Data records
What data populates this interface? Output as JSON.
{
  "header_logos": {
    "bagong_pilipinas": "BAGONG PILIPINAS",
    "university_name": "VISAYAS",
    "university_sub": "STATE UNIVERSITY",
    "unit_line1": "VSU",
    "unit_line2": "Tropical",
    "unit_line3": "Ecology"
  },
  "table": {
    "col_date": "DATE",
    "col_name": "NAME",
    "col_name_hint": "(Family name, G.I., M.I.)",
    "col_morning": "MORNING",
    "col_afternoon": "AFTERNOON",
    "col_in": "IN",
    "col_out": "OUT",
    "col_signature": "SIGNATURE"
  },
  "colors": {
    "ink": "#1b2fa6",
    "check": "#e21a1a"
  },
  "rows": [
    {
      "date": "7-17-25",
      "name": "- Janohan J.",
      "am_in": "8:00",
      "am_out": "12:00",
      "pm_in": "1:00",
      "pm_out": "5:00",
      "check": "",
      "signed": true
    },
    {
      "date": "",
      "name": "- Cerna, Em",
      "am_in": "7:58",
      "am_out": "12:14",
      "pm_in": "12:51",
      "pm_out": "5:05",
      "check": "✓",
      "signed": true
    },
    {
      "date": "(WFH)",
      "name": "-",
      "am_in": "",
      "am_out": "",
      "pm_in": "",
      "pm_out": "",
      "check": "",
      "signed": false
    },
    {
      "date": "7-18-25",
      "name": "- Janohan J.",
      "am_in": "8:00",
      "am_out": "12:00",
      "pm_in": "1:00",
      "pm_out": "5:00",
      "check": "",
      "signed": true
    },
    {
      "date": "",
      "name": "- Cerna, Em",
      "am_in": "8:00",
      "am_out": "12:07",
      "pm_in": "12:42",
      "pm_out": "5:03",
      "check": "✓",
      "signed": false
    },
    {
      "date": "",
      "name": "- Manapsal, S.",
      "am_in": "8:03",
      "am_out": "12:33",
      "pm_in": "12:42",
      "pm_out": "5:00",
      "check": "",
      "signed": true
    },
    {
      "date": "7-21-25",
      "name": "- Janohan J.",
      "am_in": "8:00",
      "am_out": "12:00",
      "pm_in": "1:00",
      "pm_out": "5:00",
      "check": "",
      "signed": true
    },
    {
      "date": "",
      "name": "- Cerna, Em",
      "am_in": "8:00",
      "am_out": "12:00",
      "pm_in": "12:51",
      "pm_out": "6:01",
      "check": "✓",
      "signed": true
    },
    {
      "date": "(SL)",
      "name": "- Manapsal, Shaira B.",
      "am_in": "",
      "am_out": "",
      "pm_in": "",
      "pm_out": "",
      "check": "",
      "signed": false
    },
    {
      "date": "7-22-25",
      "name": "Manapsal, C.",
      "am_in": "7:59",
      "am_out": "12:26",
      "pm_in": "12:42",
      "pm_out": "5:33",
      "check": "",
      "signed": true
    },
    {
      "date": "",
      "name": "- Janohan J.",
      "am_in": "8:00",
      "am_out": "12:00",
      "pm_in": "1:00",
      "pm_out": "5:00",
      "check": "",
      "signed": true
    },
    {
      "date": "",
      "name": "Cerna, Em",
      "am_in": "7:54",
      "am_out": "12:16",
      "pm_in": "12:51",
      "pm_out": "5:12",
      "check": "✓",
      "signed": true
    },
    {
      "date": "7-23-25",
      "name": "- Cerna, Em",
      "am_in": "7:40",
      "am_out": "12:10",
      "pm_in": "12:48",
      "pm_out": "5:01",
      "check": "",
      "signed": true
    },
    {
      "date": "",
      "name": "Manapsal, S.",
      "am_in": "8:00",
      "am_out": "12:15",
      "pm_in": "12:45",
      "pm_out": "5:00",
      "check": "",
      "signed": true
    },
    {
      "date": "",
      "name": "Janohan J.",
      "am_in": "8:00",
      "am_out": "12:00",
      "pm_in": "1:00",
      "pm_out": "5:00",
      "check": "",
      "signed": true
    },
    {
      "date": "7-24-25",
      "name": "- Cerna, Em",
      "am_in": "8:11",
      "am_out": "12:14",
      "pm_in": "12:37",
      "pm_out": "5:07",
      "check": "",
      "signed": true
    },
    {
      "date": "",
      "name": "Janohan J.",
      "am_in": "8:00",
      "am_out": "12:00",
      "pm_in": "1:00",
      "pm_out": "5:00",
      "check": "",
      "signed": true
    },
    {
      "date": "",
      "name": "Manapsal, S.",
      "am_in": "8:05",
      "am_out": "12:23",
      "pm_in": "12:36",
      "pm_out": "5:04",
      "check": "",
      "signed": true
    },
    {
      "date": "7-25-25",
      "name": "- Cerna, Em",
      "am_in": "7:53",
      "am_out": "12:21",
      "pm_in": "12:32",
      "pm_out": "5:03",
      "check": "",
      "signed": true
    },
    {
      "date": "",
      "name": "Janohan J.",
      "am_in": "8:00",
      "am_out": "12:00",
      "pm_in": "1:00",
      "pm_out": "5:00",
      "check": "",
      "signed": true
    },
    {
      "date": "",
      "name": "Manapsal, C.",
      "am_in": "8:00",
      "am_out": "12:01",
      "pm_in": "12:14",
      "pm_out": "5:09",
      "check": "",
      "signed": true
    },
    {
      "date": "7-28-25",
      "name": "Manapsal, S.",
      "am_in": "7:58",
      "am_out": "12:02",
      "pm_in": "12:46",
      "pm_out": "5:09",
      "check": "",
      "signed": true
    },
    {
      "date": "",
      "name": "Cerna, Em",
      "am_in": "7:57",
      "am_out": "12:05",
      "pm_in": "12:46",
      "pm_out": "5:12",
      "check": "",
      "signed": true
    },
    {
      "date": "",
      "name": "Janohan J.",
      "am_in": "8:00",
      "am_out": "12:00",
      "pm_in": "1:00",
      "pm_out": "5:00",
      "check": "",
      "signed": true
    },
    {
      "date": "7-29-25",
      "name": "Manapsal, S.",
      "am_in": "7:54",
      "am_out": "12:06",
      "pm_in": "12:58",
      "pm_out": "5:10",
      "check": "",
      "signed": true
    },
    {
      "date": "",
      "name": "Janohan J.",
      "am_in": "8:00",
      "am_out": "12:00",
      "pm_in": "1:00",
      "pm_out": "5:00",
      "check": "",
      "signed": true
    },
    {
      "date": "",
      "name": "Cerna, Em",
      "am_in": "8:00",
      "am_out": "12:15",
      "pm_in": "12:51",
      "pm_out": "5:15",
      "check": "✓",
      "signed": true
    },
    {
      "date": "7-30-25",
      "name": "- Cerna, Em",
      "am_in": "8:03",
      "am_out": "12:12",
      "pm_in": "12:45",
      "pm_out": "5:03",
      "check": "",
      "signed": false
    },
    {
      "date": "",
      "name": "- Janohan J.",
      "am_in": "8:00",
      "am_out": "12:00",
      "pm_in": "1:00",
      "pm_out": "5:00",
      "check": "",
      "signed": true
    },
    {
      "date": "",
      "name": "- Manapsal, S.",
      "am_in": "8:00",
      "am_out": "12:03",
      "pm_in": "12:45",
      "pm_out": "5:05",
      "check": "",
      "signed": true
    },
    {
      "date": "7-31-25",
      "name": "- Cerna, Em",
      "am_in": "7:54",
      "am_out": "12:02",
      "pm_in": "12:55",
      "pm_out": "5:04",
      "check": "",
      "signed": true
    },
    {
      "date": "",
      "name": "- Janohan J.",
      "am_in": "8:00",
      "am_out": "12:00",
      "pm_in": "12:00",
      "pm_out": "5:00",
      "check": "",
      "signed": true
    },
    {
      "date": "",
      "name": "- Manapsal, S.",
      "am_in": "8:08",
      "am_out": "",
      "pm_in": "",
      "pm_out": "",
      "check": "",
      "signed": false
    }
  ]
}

Required task
Repeat the data precisely, reproducing every entry.

Answer to the exercise
What data populates this interface? Output as JSON.
{
  "header_logos": {
    "bagong_pilipinas": "BAGONG PILIPINAS",
    "university_name": "VISAYAS",
    "university_sub": "STATE UNIVERSITY",
    "unit_line1": "VSU",
    "unit_line2": "Tropical",
    "unit_line3": "Ecology"
  },
  "table": {
    "col_date": "DATE",
    "col_name": "NAME",
    "col_name_hint": "(Family name, G.I., M.I.)",
    "col_morning": "MORNING",
    "col_afternoon": "AFTERNOON",
    "col_in": "IN",
    "col_out": "OUT",
    "col_signature": "SIGNATURE"
  },
  "colors": {
    "ink": "#1b2fa6",
    "check": "#e21a1a"
  },
  "rows": [
    {
      "date": "7-17-25",
      "name": "- Janohan J.",
      "am_in": "8:00",
      "am_out": "12:00",
      "pm_in": "1:00",
      "pm_out": "5:00",
      "check": "",
      "signed": true
    },
    {
      "date": "",
      "name": "- Cerna, Em",
      "am_in": "7:58",
      "am_out": "12:14",
      "pm_in": "12:51",
      "pm_out": "5:05",
      "check": "✓",
      "signed": true
    },
    {
      "date": "(WFH)",
      "name": "-",
      "am_in": "",
      "am_out": "",
      "pm_in": "",
      "pm_out": "",
      "check": "",
      "signed": false
    },
    {
      "date": "7-18-25",
      "name": "- Janohan J.",
      "am_in": "8:00",
      "am_out": "12:00",
      "pm_in": "1:00",
      "pm_out": "5:00",
      "check": "",
      "signed": true
    },
    {
      "date": "",
      "name": "- Cerna, Em",
      "am_in": "8:00",
      "am_out": "12:07",
      "pm_in": "12:42",
      "pm_out": "5:03",
      "check": "✓",
      "signed": false
    },
    {
      "date": "",
      "name": "- Manapsal, S.",
      "am_in": "8:03",
      "am_out": "12:33",
      "pm_in": "12:42",
      "pm_out": "5:00",
      "check": "",
      "signed": true
    },
    {
      "date": "7-21-25",
      "name": "- Janohan J.",
      "am_in": "8:00",
      "am_out": "12:00",
      "pm_in": "1:00",
      "pm_out": "5:00",
      "check": "",
      "signed": true
    },
    {
      "date": "",
      "name": "- Cerna, Em",
      "am_in": "8:00",
      "am_out": "12:00",
      "pm_in": "12:51",
      "pm_out": "6:01",
      "check": "✓",
      "signed": true
    },
    {
      "date": "(SL)",
      "name": "- Manapsal, Shaira B.",
      "am_in": "",
      "am_out": "",
      "pm_in": "",
      "pm_out": "",
      "check": "",
      "signed": false
    },
    {
      "date": "7-22-25",
      "name": "Manapsal, C.",
      "am_in": "7:59",
      "am_out": "12:26",
      "pm_in": "12:42",
      "pm_out": "5:33",
      "check": "",
      "signed": true
    },
    {
      "date": "",
      "name": "- Janohan J.",
      "am_in": "8:00",
      "am_out": "12:00",
      "pm_in": "1:00",
      "pm_out": "5:00",
      "check": "",
      "signed": true
    },
    {
      "date": "",
      "name": "Cerna, Em",
      "am_in": "7:54",
      "am_out": "12:16",
      "pm_in": "12:51",
      "pm_out": "5:12",
      "check": "✓",
      "signed": true
    },
    {
      "date": "7-23-25",
      "name": "- Cerna, Em",
      "am_in": "7:40",
      "am_out": "12:10",
      "pm_in": "12:48",
      "pm_out": "5:01",
      "check": "",
      "signed": true
    },
    {
      "date": "",
      "name": "Manapsal, S.",
      "am_in": "8:00",
      "am_out": "12:15",
      "pm_in": "12:45",
      "pm_out": "5:00",
      "check": "",
      "signed": true
    },
    {
      "date": "",
      "name": "Janohan J.",
      "am_in": "8:00",
      "am_out": "12:00",
      "pm_in": "1:00",
      "pm_out": "5:00",
      "check": "",
      "signed": true
    },
    {
      "date": "7-24-25",
      "name": "- Cerna, Em",
      "am_in": "8:11",
      "am_out": "12:14",
      "pm_in": "12:37",
      "pm_out": "5:07",
      "check": "",
      "signed": true
    },
    {
      "date": "",
      "name": "Janohan J.",
      "am_in": "8:00",
      "am_out": "12:00",
      "pm_in": "1:00",
      "pm_out": "5:00",
      "check": "",
      "signed": true
    },
    {
      "date": "",
      "name": "Manapsal, S.",
      "am_in": "8:05",
      "am_out": "12:23",
      "pm_in": "12:36",
      "pm_out": "5:04",
      "check": "",
      "signed": true
    },
    {
      "date": "7-25-25",
      "name": "- Cerna, Em",
      "am_in": "7:53",
      "am_out": "12:21",
      "pm_in": "12:32",
      "pm_out": "5:03",
      "check": "",
      "signed": true
    },
    {
      "date": "",
      "name": "Janohan J.",
      "am_in": "8:00",
      "am_out": "12:00",
      "pm_in": "1:00",
      "pm_out": "5:00",
      "check": "",
      "signed": true
    },
    {
      "date": "",
      "name": "Manapsal, C.",
      "am_in": "8:00",
      "am_out": "12:01",
      "pm_in": "12:14",
      "pm_out": "5:09",
      "check": "",
      "signed": true
    },
    {
      "date": "7-28-25",
      "name": "Manapsal, S.",
      "am_in": "7:58",
      "am_out": "12:02",
      "pm_in": "12:46",
      "pm_out": "5:09",
      "check": "",
      "signed": true
    },
    {
      "date": "",
      "name": "Cerna, Em",
      "am_in": "7:57",
      "am_out": "12:05",
      "pm_in": "12:46",
      "pm_out": "5:12",
      "check": "",
      "signed": true
    },
    {
      "date": "",
      "name": "Janohan J.",
      "am_in": "8:00",
      "am_out": "12:00",
      "pm_in": "1:00",
      "pm_out": "5:00",
      "check": "",
      "signed": true
    },
    {
      "date": "7-29-25",
      "name": "Manapsal, S.",
      "am_in": "7:54",
      "am_out": "12:06",
      "pm_in": "12:58",
      "pm_out": "5:10",
      "check": "",
      "signed": true
    },
    {
      "date": "",
      "name": "Janohan J.",
      "am_in": "8:00",
      "am_out": "12:00",
      "pm_in": "1:00",
      "pm_out": "5:00",
      "check": "",
      "signed": true
    },
    {
      "date": "",
      "name": "Cerna, Em",
      "am_in": "8:00",
      "am_out": "12:15",
      "pm_in": "12:51",
      "pm_out": "5:15",
      "check": "✓",
      "signed": true
    },
    {
      "date": "7-30-25",
      "name": "- Cerna, Em",
      "am_in": "8:03",
      "am_out": "12:12",
      "pm_in": "12:45",
      "pm_out": "5:03",
      "check": "",
      "signed": false
    },
    {
      "date": "",
      "name": "- Janohan J.",
      "am_in": "8:00",
      "am_out": "12:00",
      "pm_in": "1:00",
      "pm_out": "5:00",
      "check": "",
      "signed": true
    },
    {
      "date": "",
      "name": "- Manapsal, S.",
      "am_in": "8:00",
      "am_out": "12:03",
      "pm_in": "12:45",
      "pm_out": "5:05",
      "check": "",
      "signed": true
    },
    {
      "date": "7-31-25",
      "name": "- Cerna, Em",
      "am_in": "7:54",
      "am_out": "12:02",
      "pm_in": "12:55",
      "pm_out": "5:04",
      "check": "",
      "signed": true
    },
    {
      "date": "",
      "name": "- Janohan J.",
      "am_in": "8:00",
      "am_out": "12:00",
      "pm_in": "12:00",
      "pm_out": "5:00",
      "check": "",
      "signed": true
    },
    {
      "date": "",
      "name": "- Manapsal, S.",
      "am_in": "8:08",
      "am_out": "",
      "pm_in": "",
      "pm_out": "",
      "check": "",
      "signed": false
    }
  ]
}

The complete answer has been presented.